### WHAT IS BEING ASKED
Restate the entries below verbatim.
━━━
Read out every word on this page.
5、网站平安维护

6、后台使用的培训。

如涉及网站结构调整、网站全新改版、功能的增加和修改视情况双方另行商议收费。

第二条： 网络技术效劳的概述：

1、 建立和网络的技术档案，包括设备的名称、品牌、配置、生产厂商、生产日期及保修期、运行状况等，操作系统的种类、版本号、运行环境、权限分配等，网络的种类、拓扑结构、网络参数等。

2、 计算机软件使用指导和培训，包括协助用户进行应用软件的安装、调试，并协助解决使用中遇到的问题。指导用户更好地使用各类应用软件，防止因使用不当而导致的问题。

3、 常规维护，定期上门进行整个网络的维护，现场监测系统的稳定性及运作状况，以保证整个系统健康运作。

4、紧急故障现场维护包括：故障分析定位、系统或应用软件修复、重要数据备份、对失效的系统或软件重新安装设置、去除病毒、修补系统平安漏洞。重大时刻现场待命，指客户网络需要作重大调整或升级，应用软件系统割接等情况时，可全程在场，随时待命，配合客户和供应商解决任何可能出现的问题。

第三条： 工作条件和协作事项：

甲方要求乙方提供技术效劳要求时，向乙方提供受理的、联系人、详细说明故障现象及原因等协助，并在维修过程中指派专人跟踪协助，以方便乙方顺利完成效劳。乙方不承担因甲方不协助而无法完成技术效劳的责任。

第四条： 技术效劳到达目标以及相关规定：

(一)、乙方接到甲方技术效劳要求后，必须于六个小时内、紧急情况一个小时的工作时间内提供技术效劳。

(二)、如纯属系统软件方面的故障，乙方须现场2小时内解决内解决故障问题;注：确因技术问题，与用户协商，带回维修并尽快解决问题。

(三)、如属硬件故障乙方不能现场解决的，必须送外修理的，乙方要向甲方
━━━
### OUTPUT OF THE TASK
Read out every word on this page.
5、网站平安维护

6、后台使用的培训。

如涉及网站结构调整、网站全新改版、功能的增加和修改视情况双方另行商议收费。

第二条： 网络技术效劳的概述：

1、 建立和网络的技术档案，包括设备的名称、品牌、配置、生产厂商、生产日期及保修期、运行状况等，操作系统的种类、版本号、运行环境、权限分配等，网络的种类、拓扑结构、网络参数等。

2、 计算机软件使用指导和培训，包括协助用户进行应用软件的安装、调试，并协助解决使用中遇到的问题。指导用户更好地使用各类应用软件，防止因使用不当而导致的问题。

3、 常规维护，定期上门进行整个网络的维护，现场监测系统的稳定性及运作状况，以保证整个系统健康运作。

4、紧急故障现场维护包括：故障分析定位、系统或应用软件修复、重要数据备份、对失效的系统或软件重新安装设置、去除病毒、修补系统平安漏洞。重大时刻现场待命，指客户网络需要作重大调整或升级，应用软件系统割接等情况时，可全程在场，随时待命，配合客户和供应商解决任何可能出现的问题。

第三条： 工作条件和协作事项：

甲方要求乙方提供技术效劳要求时，向乙方提供受理的、联系人、详细说明故障现象及原因等协助，并在维修过程中指派专人跟踪协助，以方便乙方顺利完成效劳。乙方不承担因甲方不协助而无法完成技术效劳的责任。

第四条： 技术效劳到达目标以及相关规定：

(一)、乙方接到甲方技术效劳要求后，必须于六个小时内、紧急情况一个小时的工作时间内提供技术效劳。

(二)、如纯属系统软件方面的故障，乙方须现场2小时内解决内解决故障问题;注：确因技术问题，与用户协商，带回维修并尽快解决问题。

(三)、如属硬件故障乙方不能现场解决的，必须送外修理的，乙方要向甲方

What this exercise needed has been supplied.